== Aim of the exercise ==
Omit all pictures, then retype the data exactly as given.

####################

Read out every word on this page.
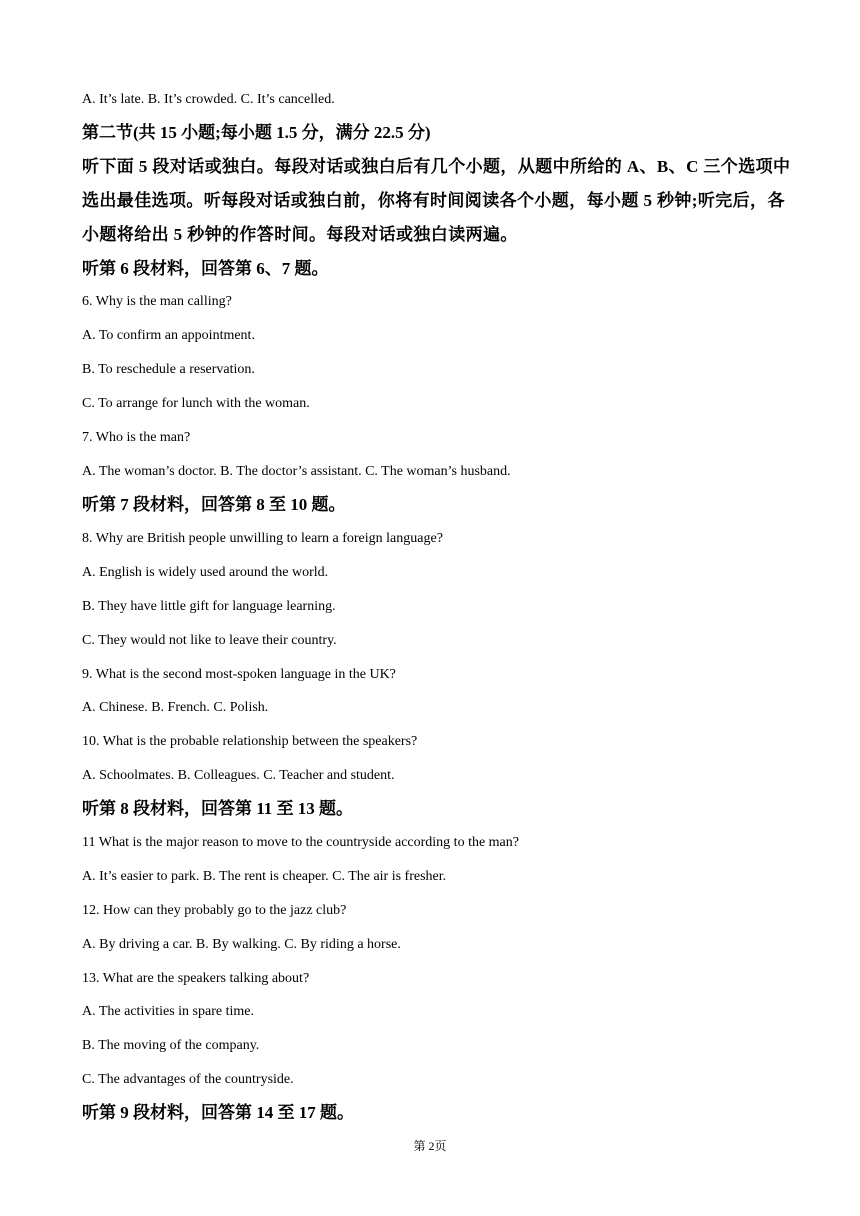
A. It’s late. B. It’s crowded. C. It’s cancelled.
第二节(共 15 小题;每小题 1.5 分，满分 22.5 分)
听下面 5 段对话或独白。每段对话或独白后有几个小题，从题中所给的 A、B、C 三个选项中
选出最佳选项。听每段对话或独白前，你将有时间阅读各个小题，每小题 5 秒钟;听完后，各
小题将给出 5 秒钟的作答时间。每段对话或独白读两遍。
听第 6 段材料，回答第 6、7 题。
6. Why is the man calling?
A. To confirm an appointment.
B. To reschedule a reservation.
C. To arrange for lunch with the woman.
7. Who is the man?
A. The woman’s doctor. B. The doctor’s assistant. C. The woman’s husband.
听第 7 段材料，回答第 8 至 10 题。
8. Why are British people unwilling to learn a foreign language?
A. English is widely used around the world.
B. They have little gift for language learning.
C. They would not like to leave their country.
9. What is the second most-spoken language in the UK?
A. Chinese. B. French. C. Polish.
10. What is the probable relationship between the speakers?
A. Schoolmates. B. Colleagues. C. Teacher and student.
听第 8 段材料，回答第 11 至 13 题。
11 What is the major reason to move to the countryside according to the man?
A. It’s easier to park. B. The rent is cheaper. C. The air is fresher.
12. How can they probably go to the jazz club?
A. By driving a car. B. By walking. C. By riding a horse.
13. What are the speakers talking about?
A. The activities in spare time.
B. The moving of the company.
C. The advantages of the countryside.
听第 9 段材料，回答第 14 至 17 题。
第 2页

####################

== Solution for this problem ==
Read out every word on this page.
A. It’s late. B. It’s crowded. C. It’s cancelled.
第二节(共 15 小题;每小题 1.5 分，满分 22.5 分)
听下面 5 段对话或独白。每段对话或独白后有几个小题，从题中所给的 A、B、C 三个选项中
选出最佳选项。听每段对话或独白前，你将有时间阅读各个小题，每小题 5 秒钟;听完后，各
小题将给出 5 秒钟的作答时间。每段对话或独白读两遍。
听第 6 段材料，回答第 6、7 题。
6. Why is the man calling?
A. To confirm an appointment.
B. To reschedule a reservation.
C. To arrange for lunch with the woman.
7. Who is the man?
A. The woman’s doctor. B. The doctor’s assistant. C. The woman’s husband.
听第 7 段材料，回答第 8 至 10 题。
8. Why are British people unwilling to learn a foreign language?
A. English is widely used around the world.
B. They have little gift for language learning.
C. They would not like to leave their country.
9. What is the second most-spoken language in the UK?
A. Chinese. B. French. C. Polish.
10. What is the probable relationship between the speakers?
A. Schoolmates. B. Colleagues. C. Teacher and student.
听第 8 段材料，回答第 11 至 13 题。
11 What is the major reason to move to the countryside according to the man?
A. It’s easier to park. B. The rent is cheaper. C. The air is fresher.
12. How can they probably go to the jazz club?
A. By driving a car. B. By walking. C. By riding a horse.
13. What are the speakers talking about?
A. The activities in spare time.
B. The moving of the company.
C. The advantages of the countryside.
听第 9 段材料，回答第 14 至 17 题。
第 2页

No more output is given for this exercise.